> BRIEF
Gather up every line from the entries below that uses the word "digital".

** Begin RECORDS SHOWN **

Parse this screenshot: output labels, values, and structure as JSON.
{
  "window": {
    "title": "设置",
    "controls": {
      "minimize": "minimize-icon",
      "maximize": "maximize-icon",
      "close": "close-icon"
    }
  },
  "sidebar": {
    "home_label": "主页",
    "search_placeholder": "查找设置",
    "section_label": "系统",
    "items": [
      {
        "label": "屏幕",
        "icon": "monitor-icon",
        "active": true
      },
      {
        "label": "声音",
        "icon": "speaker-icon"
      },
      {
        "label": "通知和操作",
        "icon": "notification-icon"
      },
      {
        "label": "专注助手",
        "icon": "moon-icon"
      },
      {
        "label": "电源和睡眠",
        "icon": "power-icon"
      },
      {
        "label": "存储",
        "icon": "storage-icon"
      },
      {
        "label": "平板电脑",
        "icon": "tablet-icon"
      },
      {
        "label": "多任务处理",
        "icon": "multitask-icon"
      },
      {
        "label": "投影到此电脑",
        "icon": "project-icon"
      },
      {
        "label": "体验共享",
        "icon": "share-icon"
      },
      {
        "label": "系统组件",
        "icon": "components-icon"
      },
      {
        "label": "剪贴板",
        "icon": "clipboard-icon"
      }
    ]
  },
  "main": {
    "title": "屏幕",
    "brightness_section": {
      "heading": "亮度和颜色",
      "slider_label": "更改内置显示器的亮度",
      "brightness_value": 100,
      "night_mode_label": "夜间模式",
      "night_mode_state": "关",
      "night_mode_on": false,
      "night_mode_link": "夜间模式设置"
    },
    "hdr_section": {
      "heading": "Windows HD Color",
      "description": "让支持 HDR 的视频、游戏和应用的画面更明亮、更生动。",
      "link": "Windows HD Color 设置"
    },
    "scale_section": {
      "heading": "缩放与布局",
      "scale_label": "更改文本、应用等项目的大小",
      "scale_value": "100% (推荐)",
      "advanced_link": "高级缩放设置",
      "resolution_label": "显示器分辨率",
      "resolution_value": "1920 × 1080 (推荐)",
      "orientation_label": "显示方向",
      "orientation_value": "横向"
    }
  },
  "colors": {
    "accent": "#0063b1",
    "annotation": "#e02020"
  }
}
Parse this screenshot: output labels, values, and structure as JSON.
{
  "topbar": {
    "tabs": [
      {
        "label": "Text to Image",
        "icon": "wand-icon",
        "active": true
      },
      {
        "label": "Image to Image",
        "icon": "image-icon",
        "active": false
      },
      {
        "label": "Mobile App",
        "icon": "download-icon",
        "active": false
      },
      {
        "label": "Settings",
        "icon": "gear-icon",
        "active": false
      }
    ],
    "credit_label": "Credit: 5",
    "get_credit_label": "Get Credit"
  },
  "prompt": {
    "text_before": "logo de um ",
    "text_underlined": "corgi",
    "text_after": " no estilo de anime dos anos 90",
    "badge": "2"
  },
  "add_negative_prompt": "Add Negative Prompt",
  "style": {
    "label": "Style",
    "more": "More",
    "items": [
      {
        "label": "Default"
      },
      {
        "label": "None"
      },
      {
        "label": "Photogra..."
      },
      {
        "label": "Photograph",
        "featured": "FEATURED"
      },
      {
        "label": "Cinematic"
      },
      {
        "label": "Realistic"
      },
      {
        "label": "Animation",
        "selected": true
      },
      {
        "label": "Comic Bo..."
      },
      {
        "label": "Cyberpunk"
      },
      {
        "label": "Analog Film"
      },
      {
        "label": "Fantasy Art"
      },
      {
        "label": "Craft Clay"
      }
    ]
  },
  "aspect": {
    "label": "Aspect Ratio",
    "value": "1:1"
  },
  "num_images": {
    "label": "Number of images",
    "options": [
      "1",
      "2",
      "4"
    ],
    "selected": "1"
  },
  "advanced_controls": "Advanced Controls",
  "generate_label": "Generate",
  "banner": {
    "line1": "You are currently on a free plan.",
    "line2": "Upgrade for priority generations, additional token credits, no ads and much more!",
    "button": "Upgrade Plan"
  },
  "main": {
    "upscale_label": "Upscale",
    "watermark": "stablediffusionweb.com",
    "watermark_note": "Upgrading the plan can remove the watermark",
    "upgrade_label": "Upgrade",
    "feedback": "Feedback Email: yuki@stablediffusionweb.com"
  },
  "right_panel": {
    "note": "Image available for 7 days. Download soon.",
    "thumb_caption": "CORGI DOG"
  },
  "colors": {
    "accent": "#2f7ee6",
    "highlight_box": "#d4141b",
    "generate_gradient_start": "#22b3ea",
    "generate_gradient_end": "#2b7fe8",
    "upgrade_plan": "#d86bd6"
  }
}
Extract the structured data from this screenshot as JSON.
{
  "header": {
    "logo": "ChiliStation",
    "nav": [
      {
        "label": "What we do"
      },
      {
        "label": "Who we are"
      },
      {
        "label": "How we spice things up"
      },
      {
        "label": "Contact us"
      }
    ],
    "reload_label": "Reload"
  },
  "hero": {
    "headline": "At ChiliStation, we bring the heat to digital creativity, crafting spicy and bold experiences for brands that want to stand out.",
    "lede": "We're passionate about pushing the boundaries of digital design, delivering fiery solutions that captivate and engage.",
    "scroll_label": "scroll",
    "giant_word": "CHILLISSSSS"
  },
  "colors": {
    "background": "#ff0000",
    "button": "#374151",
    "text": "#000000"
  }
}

** End RECORDS SHOWN **

> WORKED ANSWER
    "headline": "At ChiliStation, we bring the heat to digital creativity, crafting spicy and bold experiences for brands that want to stand out.",
    "lede": "We're passionate about pushing the boundaries of digital design, delivering fiery solutions that captivate and engage.",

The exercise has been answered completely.